--- start Extracted information ---

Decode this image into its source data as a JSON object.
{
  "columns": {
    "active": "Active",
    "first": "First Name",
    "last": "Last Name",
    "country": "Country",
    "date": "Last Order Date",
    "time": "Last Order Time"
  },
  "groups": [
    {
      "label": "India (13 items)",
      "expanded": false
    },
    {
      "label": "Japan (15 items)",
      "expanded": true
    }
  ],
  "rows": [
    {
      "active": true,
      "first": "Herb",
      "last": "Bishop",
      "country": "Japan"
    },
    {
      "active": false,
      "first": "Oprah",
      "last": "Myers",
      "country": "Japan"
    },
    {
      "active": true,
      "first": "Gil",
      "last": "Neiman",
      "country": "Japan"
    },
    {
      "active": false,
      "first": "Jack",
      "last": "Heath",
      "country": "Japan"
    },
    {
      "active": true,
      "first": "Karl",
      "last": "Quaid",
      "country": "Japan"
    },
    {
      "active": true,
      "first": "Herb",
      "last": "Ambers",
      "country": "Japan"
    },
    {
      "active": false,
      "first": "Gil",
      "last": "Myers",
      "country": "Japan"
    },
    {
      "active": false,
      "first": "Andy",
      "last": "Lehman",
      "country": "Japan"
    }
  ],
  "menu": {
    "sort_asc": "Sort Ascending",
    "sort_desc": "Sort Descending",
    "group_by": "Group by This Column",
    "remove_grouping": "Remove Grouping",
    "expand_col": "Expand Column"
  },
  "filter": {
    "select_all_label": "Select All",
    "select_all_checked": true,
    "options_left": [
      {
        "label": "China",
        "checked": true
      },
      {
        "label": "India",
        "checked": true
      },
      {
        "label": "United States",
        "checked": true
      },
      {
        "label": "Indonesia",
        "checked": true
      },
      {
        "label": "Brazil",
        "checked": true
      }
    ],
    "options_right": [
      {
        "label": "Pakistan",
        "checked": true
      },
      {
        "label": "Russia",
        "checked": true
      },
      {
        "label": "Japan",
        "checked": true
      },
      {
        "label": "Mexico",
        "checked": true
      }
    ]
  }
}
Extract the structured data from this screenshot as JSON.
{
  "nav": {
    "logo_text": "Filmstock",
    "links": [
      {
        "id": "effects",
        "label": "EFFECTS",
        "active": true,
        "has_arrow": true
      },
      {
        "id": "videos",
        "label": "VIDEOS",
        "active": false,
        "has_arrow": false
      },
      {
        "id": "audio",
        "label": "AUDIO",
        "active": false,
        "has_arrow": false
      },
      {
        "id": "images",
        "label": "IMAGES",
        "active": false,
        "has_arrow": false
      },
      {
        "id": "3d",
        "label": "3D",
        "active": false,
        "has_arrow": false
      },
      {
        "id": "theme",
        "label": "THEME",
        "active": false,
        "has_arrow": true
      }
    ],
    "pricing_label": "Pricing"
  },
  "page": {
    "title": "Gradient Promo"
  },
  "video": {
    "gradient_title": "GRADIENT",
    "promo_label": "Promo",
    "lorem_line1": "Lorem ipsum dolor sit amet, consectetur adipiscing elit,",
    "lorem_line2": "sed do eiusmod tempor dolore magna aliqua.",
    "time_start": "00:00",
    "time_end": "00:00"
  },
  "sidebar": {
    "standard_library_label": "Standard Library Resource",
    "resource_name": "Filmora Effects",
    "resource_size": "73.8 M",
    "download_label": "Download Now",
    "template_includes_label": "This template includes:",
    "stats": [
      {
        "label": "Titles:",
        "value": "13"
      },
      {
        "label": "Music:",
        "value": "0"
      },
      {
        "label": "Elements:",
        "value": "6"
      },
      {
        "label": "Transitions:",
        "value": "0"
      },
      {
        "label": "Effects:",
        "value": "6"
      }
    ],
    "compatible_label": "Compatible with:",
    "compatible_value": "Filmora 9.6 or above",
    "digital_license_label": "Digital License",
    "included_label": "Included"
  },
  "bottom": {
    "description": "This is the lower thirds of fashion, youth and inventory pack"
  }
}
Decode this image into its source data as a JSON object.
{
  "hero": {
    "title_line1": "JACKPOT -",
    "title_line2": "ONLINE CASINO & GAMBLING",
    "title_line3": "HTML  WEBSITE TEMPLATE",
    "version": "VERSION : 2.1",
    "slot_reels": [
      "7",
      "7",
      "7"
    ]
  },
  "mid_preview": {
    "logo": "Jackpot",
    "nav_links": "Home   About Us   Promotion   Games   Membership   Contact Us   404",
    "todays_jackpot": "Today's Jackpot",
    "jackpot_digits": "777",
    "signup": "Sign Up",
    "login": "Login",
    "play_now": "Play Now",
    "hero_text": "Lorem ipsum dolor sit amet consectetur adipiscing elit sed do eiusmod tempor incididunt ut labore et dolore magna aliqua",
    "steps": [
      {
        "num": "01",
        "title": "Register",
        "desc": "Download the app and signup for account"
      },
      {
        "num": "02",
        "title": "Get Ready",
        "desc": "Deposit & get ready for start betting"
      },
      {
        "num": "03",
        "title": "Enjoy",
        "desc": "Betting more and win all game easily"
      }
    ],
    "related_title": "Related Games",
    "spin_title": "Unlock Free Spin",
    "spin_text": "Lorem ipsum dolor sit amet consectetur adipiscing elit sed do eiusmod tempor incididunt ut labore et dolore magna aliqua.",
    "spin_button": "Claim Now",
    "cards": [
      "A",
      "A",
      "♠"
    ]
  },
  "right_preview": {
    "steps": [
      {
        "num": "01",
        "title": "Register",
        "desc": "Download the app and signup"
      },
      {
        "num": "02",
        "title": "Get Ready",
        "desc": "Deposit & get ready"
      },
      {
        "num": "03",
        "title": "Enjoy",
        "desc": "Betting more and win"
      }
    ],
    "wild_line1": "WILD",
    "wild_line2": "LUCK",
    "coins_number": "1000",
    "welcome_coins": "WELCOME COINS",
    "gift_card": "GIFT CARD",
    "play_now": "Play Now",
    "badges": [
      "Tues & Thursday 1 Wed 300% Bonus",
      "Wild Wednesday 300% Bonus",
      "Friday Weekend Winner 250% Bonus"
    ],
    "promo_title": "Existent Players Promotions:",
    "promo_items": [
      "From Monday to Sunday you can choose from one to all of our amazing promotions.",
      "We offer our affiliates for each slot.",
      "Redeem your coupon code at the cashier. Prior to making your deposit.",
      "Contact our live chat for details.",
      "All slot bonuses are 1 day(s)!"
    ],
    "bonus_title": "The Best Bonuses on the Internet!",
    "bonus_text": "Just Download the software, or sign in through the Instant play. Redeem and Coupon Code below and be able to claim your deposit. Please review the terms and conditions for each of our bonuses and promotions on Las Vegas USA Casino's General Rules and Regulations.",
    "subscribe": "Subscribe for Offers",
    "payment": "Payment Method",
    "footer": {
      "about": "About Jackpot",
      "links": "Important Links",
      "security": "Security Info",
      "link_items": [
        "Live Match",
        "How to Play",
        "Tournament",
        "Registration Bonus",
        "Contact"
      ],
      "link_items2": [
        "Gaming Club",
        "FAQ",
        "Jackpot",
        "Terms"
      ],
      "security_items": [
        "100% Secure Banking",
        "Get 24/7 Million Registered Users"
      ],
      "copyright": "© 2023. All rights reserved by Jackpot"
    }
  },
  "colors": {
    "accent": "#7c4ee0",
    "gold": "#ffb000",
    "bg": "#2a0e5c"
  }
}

--- end Extracted information ---

### Task details:
Copy down the material exactly as written.

### Full solution:
Decode this image into its source data as a JSON object.
{
  "columns": {
    "active": "Active",
    "first": "First Name",
    "last": "Last Name",
    "country": "Country",
    "date": "Last Order Date",
    "time": "Last Order Time"
  },
  "groups": [
    {
      "label": "India (13 items)",
      "expanded": false
    },
    {
      "label": "Japan (15 items)",
      "expanded": true
    }
  ],
  "rows": [
    {
      "active": true,
      "first": "Herb",
      "last": "Bishop",
      "country": "Japan"
    },
    {
      "active": false,
      "first": "Oprah",
      "last": "Myers",
      "country": "Japan"
    },
    {
      "active": true,
      "first": "Gil",
      "last": "Neiman",
      "country": "Japan"
    },
    {
      "active": false,
      "first": "Jack",
      "last": "Heath",
      "country": "Japan"
    },
    {
      "active": true,
      "first": "Karl",
      "last": "Quaid",
      "country": "Japan"
    },
    {
      "active": true,
      "first": "Herb",
      "last": "Ambers",
      "country": "Japan"
    },
    {
      "active": false,
      "first": "Gil",
      "last": "Myers",
      "country": "Japan"
    },
    {
      "active": false,
      "first": "Andy",
      "last": "Lehman",
      "country": "Japan"
    }
  ],
  "menu": {
    "sort_asc": "Sort Ascending",
    "sort_desc": "Sort Descending",
    "group_by": "Group by This Column",
    "remove_grouping": "Remove Grouping",
    "expand_col": "Expand Column"
  },
  "filter": {
    "select_all_label": "Select All",
    "select_all_checked": true,
    "options_left": [
      {
        "label": "China",
        "checked": true
      },
      {
        "label": "India",
        "checked": true
      },
      {
        "label": "United States",
        "checked": true
      },
      {
        "label": "Indonesia",
        "checked": true
      },
      {
        "label": "Brazil",
        "checked": true
      }
    ],
    "options_right": [
      {
        "label": "Pakistan",
        "checked": true
      },
      {
        "label": "Russia",
        "checked": true
      },
      {
        "label": "Japan",
        "checked": true
      },
      {
        "label": "Mexico",
        "checked": true
      }
    ]
  }
}
Extract the structured data from this screenshot as JSON.
{
  "nav": {
    "logo_text": "Filmstock",
    "links": [
      {
        "id": "effects",
        "label": "EFFECTS",
        "active": true,
        "has_arrow": true
      },
      {
        "id": "videos",
        "label": "VIDEOS",
        "active": false,
        "has_arrow": false
      },
      {
        "id": "audio",
        "label": "AUDIO",
        "active": false,
        "has_arrow": false
      },
      {
        "id": "images",
        "label": "IMAGES",
        "active": false,
        "has_arrow": false
      },
      {
        "id": "3d",
        "label": "3D",
        "active": false,
        "has_arrow": false
      },
      {
        "id": "theme",
        "label": "THEME",
        "active": false,
        "has_arrow": true
      }
    ],
    "pricing_label": "Pricing"
  },
  "page": {
    "title": "Gradient Promo"
  },
  "video": {
    "gradient_title": "GRADIENT",
    "promo_label": "Promo",
    "lorem_line1": "Lorem ipsum dolor sit amet, consectetur adipiscing elit,",
    "lorem_line2": "sed do eiusmod tempor dolore magna aliqua.",
    "time_start": "00:00",
    "time_end": "00:00"
  },
  "sidebar": {
    "standard_library_label": "Standard Library Resource",
    "resource_name": "Filmora Effects",
    "resource_size": "73.8 M",
    "download_label": "Download Now",
    "template_includes_label": "This template includes:",
    "stats": [
      {
        "label": "Titles:",
        "value": "13"
      },
      {
        "label": "Music:",
        "value": "0"
      },
      {
        "label": "Elements:",
        "value": "6"
      },
      {
        "label": "Transitions:",
        "value": "0"
      },
      {
        "label": "Effects:",
        "value": "6"
      }
    ],
    "compatible_label": "Compatible with:",
    "compatible_value": "Filmora 9.6 or above",
    "digital_license_label": "Digital License",
    "included_label": "Included"
  },
  "bottom": {
    "description": "This is the lower thirds of fashion, youth and inventory pack"
  }
}
Decode this image into its source data as a JSON object.
{
  "hero": {
    "title_line1": "JACKPOT -",
    "title_line2": "ONLINE CASINO & GAMBLING",
    "title_line3": "HTML  WEBSITE TEMPLATE",
    "version": "VERSION : 2.1",
    "slot_reels": [
      "7",
      "7",
      "7"
    ]
  },
  "mid_preview": {
    "logo": "Jackpot",
    "nav_links": "Home   About Us   Promotion   Games   Membership   Contact Us   404",
    "todays_jackpot": "Today's Jackpot",
    "jackpot_digits": "777",
    "signup": "Sign Up",
    "login": "Login",
    "play_now": "Play Now",
    "hero_text": "Lorem ipsum dolor sit amet consectetur adipiscing elit sed do eiusmod tempor incididunt ut labore et dolore magna aliqua",
    "steps": [
      {
        "num": "01",
        "title": "Register",
        "desc": "Download the app and signup for account"
      },
      {
        "num": "02",
        "title": "Get Ready",
        "desc": "Deposit & get ready for start betting"
      },
      {
        "num": "03",
        "title": "Enjoy",
        "desc": "Betting more and win all game easily"
      }
    ],
    "related_title": "Related Games",
    "spin_title": "Unlock Free Spin",
    "spin_text": "Lorem ipsum dolor sit amet consectetur adipiscing elit sed do eiusmod tempor incididunt ut labore et dolore magna aliqua.",
    "spin_button": "Claim Now",
    "cards": [
      "A",
      "A",
      "♠"
    ]
  },
  "right_preview": {
    "steps": [
      {
        "num": "01",
        "title": "Register",
        "desc": "Download the app and signup"
      },
      {
        "num": "02",
        "title": "Get Ready",
        "desc": "Deposit & get ready"
      },
      {
        "num": "03",
        "title": "Enjoy",
        "desc": "Betting more and win"
      }
    ],
    "wild_line1": "WILD",
    "wild_line2": "LUCK",
    "coins_number": "1000",
    "welcome_coins": "WELCOME COINS",
    "gift_card": "GIFT CARD",
    "play_now": "Play Now",
    "badges": [
      "Tues & Thursday 1 Wed 300% Bonus",
      "Wild Wednesday 300% Bonus",
      "Friday Weekend Winner 250% Bonus"
    ],
    "promo_title": "Existent Players Promotions:",
    "promo_items": [
      "From Monday to Sunday you can choose from one to all of our amazing promotions.",
      "We offer our affiliates for each slot.",
      "Redeem your coupon code at the cashier. Prior to making your deposit.",
      "Contact our live chat for details.",
      "All slot bonuses are 1 day(s)!"
    ],
    "bonus_title": "The Best Bonuses on the Internet!",
    "bonus_text": "Just Download the software, or sign in through the Instant play. Redeem and Coupon Code below and be able to claim your deposit. Please review the terms and conditions for each of our bonuses and promotions on Las Vegas USA Casino's General Rules and Regulations.",
    "subscribe": "Subscribe for Offers",
    "payment": "Payment Method",
    "footer": {
      "about": "About Jackpot",
      "links": "Important Links",
      "security": "Security Info",
      "link_items": [
        "Live Match",
        "How to Play",
        "Tournament",
        "Registration Bonus",
        "Contact"
      ],
      "link_items2": [
        "Gaming Club",
        "FAQ",
        "Jackpot",
        "Terms"
      ],
      "security_items": [
        "100% Secure Banking",
        "Get 24/7 Million Registered Users"
      ],
      "copyright": "© 2023. All rights reserved by Jackpot"
    }
  },
  "colors": {
    "accent": "#7c4ee0",
    "gold": "#ffb000",
    "bg": "#2a0e5c"
  }
}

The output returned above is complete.